Render every entry verbatim.

— Exercise input —
────────────────────
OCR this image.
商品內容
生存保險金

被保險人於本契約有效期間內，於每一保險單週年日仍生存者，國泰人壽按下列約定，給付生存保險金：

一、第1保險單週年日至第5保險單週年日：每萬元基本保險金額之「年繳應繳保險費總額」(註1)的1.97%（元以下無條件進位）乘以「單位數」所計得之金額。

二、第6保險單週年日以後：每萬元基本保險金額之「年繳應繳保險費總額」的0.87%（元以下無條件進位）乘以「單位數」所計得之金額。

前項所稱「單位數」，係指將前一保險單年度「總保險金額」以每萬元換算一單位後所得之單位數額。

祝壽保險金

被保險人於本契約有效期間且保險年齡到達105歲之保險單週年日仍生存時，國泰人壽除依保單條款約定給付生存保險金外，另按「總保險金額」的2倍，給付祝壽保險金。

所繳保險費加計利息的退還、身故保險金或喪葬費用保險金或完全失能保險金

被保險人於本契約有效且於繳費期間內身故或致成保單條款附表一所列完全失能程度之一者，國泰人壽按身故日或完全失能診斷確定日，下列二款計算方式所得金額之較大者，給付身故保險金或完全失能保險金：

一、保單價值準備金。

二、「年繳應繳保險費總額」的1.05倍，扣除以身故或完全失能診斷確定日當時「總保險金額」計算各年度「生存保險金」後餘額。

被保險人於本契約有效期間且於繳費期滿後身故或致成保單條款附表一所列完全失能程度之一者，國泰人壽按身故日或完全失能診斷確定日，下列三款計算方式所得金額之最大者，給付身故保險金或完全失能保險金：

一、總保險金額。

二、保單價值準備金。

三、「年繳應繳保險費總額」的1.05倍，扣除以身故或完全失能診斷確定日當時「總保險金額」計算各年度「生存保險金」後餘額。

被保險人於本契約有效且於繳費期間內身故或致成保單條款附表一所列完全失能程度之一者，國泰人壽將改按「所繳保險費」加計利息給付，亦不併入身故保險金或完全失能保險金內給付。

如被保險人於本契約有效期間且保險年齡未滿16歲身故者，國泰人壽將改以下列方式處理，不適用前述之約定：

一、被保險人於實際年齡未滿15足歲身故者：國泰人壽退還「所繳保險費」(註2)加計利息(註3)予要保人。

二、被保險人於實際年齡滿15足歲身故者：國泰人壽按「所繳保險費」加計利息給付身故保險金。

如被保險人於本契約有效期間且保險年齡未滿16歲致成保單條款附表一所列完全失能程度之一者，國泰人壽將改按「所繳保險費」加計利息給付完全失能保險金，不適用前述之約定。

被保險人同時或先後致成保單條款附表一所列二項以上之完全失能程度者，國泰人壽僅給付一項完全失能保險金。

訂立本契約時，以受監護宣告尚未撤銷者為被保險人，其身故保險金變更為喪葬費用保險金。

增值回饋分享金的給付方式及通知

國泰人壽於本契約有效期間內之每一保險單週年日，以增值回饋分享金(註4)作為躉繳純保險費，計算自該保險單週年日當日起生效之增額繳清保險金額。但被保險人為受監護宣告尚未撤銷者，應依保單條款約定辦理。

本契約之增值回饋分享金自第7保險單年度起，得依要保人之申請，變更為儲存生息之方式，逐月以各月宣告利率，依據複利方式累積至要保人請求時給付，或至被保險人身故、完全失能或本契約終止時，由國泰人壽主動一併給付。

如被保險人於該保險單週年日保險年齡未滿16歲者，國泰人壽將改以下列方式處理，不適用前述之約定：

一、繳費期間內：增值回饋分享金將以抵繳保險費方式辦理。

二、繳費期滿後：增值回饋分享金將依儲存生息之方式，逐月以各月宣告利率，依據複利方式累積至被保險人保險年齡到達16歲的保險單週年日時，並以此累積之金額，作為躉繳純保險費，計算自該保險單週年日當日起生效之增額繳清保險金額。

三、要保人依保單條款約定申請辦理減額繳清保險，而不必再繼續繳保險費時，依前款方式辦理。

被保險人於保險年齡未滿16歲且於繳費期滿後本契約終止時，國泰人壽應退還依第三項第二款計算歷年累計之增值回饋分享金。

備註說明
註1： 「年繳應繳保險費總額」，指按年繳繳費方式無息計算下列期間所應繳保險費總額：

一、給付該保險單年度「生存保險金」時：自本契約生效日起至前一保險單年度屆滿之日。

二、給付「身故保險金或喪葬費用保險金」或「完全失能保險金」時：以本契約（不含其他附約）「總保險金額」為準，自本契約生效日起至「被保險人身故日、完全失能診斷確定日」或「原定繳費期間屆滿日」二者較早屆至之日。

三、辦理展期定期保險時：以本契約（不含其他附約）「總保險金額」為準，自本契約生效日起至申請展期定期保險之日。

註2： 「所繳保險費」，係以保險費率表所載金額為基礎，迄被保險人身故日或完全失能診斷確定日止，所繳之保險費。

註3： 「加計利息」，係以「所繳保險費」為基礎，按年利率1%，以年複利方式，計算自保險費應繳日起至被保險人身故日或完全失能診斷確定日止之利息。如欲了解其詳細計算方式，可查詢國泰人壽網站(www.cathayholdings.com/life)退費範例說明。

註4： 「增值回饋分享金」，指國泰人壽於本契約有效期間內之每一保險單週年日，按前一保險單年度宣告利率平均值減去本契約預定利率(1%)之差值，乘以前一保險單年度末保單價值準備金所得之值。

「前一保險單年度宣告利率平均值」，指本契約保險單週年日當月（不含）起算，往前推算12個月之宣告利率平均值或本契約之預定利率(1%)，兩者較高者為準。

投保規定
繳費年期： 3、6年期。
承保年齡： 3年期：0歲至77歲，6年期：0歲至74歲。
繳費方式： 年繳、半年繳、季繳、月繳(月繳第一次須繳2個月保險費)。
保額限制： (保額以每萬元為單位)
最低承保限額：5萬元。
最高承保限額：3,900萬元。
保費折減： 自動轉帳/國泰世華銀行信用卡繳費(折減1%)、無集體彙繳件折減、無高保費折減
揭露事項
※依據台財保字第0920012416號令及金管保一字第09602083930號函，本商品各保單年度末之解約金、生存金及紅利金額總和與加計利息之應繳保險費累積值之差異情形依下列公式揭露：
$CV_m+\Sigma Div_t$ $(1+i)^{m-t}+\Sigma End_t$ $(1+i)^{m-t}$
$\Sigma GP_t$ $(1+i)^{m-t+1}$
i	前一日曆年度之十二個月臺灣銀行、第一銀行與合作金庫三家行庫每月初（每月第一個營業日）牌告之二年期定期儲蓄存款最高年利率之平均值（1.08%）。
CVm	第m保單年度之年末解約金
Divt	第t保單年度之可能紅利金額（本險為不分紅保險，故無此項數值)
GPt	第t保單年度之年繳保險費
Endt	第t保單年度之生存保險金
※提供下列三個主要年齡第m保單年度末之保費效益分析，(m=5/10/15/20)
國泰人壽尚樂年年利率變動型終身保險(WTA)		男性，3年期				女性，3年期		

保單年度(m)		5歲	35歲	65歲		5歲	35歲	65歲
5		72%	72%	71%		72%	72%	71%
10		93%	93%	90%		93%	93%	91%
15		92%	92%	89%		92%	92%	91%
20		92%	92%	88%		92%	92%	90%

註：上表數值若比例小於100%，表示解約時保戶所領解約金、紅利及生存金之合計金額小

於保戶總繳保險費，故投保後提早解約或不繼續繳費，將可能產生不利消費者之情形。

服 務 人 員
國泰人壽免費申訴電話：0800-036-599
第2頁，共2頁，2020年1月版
────────────────────
— Solved exercise —
OCR this image.
商品內容
生存保險金

被保險人於本契約有效期間內，於每一保險單週年日仍生存者，國泰人壽按下列約定，給付生存保險金：

一、第1保險單週年日至第5保險單週年日：每萬元基本保險金額之「年繳應繳保險費總額」(註1)的1.97%（元以下無條件進位）乘以「單位數」所計得之金額。

二、第6保險單週年日以後：每萬元基本保險金額之「年繳應繳保險費總額」的0.87%（元以下無條件進位）乘以「單位數」所計得之金額。

前項所稱「單位數」，係指將前一保險單年度「總保險金額」以每萬元換算一單位後所得之單位數額。

祝壽保險金

被保險人於本契約有效期間且保險年齡到達105歲之保險單週年日仍生存時，國泰人壽除依保單條款約定給付生存保險金外，另按「總保險金額」的2倍，給付祝壽保險金。

所繳保險費加計利息的退還、身故保險金或喪葬費用保險金或完全失能保險金

被保險人於本契約有效且於繳費期間內身故或致成保單條款附表一所列完全失能程度之一者，國泰人壽按身故日或完全失能診斷確定日，下列二款計算方式所得金額之較大者，給付身故保險金或完全失能保險金：

一、保單價值準備金。

二、「年繳應繳保險費總額」的1.05倍，扣除以身故或完全失能診斷確定日當時「總保險金額」計算各年度「生存保險金」後餘額。

被保險人於本契約有效期間且於繳費期滿後身故或致成保單條款附表一所列完全失能程度之一者，國泰人壽按身故日或完全失能診斷確定日，下列三款計算方式所得金額之最大者，給付身故保險金或完全失能保險金：

一、總保險金額。

二、保單價值準備金。

三、「年繳應繳保險費總額」的1.05倍，扣除以身故或完全失能診斷確定日當時「總保險金額」計算各年度「生存保險金」後餘額。

被保險人於本契約有效且於繳費期間內身故或致成保單條款附表一所列完全失能程度之一者，國泰人壽將改按「所繳保險費」加計利息給付，亦不併入身故保險金或完全失能保險金內給付。

如被保險人於本契約有效期間且保險年齡未滿16歲身故者，國泰人壽將改以下列方式處理，不適用前述之約定：

一、被保險人於實際年齡未滿15足歲身故者：國泰人壽退還「所繳保險費」(註2)加計利息(註3)予要保人。

二、被保險人於實際年齡滿15足歲身故者：國泰人壽按「所繳保險費」加計利息給付身故保險金。

如被保險人於本契約有效期間且保險年齡未滿16歲致成保單條款附表一所列完全失能程度之一者，國泰人壽將改按「所繳保險費」加計利息給付完全失能保險金，不適用前述之約定。

被保險人同時或先後致成保單條款附表一所列二項以上之完全失能程度者，國泰人壽僅給付一項完全失能保險金。

訂立本契約時，以受監護宣告尚未撤銷者為被保險人，其身故保險金變更為喪葬費用保險金。

增值回饋分享金的給付方式及通知

國泰人壽於本契約有效期間內之每一保險單週年日，以增值回饋分享金(註4)作為躉繳純保險費，計算自該保險單週年日當日起生效之增額繳清保險金額。但被保險人為受監護宣告尚未撤銷者，應依保單條款約定辦理。

本契約之增值回饋分享金自第7保險單年度起，得依要保人之申請，變更為儲存生息之方式，逐月以各月宣告利率，依據複利方式累積至要保人請求時給付，或至被保險人身故、完全失能或本契約終止時，由國泰人壽主動一併給付。

如被保險人於該保險單週年日保險年齡未滿16歲者，國泰人壽將改以下列方式處理，不適用前述之約定：

一、繳費期間內：增值回饋分享金將以抵繳保險費方式辦理。

二、繳費期滿後：增值回饋分享金將依儲存生息之方式，逐月以各月宣告利率，依據複利方式累積至被保險人保險年齡到達16歲的保險單週年日時，並以此累積之金額，作為躉繳純保險費，計算自該保險單週年日當日起生效之增額繳清保險金額。

三、要保人依保單條款約定申請辦理減額繳清保險，而不必再繼續繳保險費時，依前款方式辦理。

被保險人於保險年齡未滿16歲且於繳費期滿後本契約終止時，國泰人壽應退還依第三項第二款計算歷年累計之增值回饋分享金。

備註說明
註1： 「年繳應繳保險費總額」，指按年繳繳費方式無息計算下列期間所應繳保險費總額：

一、給付該保險單年度「生存保險金」時：自本契約生效日起至前一保險單年度屆滿之日。

二、給付「身故保險金或喪葬費用保險金」或「完全失能保險金」時：以本契約（不含其他附約）「總保險金額」為準，自本契約生效日起至「被保險人身故日、完全失能診斷確定日」或「原定繳費期間屆滿日」二者較早屆至之日。

三、辦理展期定期保險時：以本契約（不含其他附約）「總保險金額」為準，自本契約生效日起至申請展期定期保險之日。

註2： 「所繳保險費」，係以保險費率表所載金額為基礎，迄被保險人身故日或完全失能診斷確定日止，所繳之保險費。

註3： 「加計利息」，係以「所繳保險費」為基礎，按年利率1%，以年複利方式，計算自保險費應繳日起至被保險人身故日或完全失能診斷確定日止之利息。如欲了解其詳細計算方式，可查詢國泰人壽網站(www.cathayholdings.com/life)退費範例說明。

註4： 「增值回饋分享金」，指國泰人壽於本契約有效期間內之每一保險單週年日，按前一保險單年度宣告利率平均值減去本契約預定利率(1%)之差值，乘以前一保險單年度末保單價值準備金所得之值。

「前一保險單年度宣告利率平均值」，指本契約保險單週年日當月（不含）起算，往前推算12個月之宣告利率平均值或本契約之預定利率(1%)，兩者較高者為準。

投保規定
繳費年期： 3、6年期。
承保年齡： 3年期：0歲至77歲，6年期：0歲至74歲。
繳費方式： 年繳、半年繳、季繳、月繳(月繳第一次須繳2個月保險費)。
保額限制： (保額以每萬元為單位)
最低承保限額：5萬元。
最高承保限額：3,900萬元。
保費折減： 自動轉帳/國泰世華銀行信用卡繳費(折減1%)、無集體彙繳件折減、無高保費折減
揭露事項
※依據台財保字第0920012416號令及金管保一字第09602083930號函，本商品各保單年度末之解約金、生存金及紅利金額總和與加計利息之應繳保險費累積值之差異情形依下列公式揭露：
$CV_m+\Sigma Div_t$ $(1+i)^{m-t}+\Sigma End_t$ $(1+i)^{m-t}$
$\Sigma GP_t$ $(1+i)^{m-t+1}$
i	前一日曆年度之十二個月臺灣銀行、第一銀行與合作金庫三家行庫每月初（每月第一個營業日）牌告之二年期定期儲蓄存款最高年利率之平均值（1.08%）。
CVm	第m保單年度之年末解約金
Divt	第t保單年度之可能紅利金額（本險為不分紅保險，故無此項數值)
GPt	第t保單年度之年繳保險費
Endt	第t保單年度之生存保險金
※提供下列三個主要年齡第m保單年度末之保費效益分析，(m=5/10/15/20)
國泰人壽尚樂年年利率變動型終身保險(WTA)		男性，3年期				女性，3年期		

保單年度(m)		5歲	35歲	65歲		5歲	35歲	65歲
5		72%	72%	71%		72%	72%	71%
10		93%	93%	90%		93%	93%	91%
15		92%	92%	89%		92%	92%	91%
20		92%	92%	88%		92%	92%	90%

註：上表數值若比例小於100%，表示解約時保戶所領解約金、紅利及生存金之合計金額小

於保戶總繳保險費，故投保後提早解約或不繼續繳費，將可能產生不利消費者之情形。

服 務 人 員
國泰人壽免費申訴電話：0800-036-599
第2頁，共2頁，2020年1月版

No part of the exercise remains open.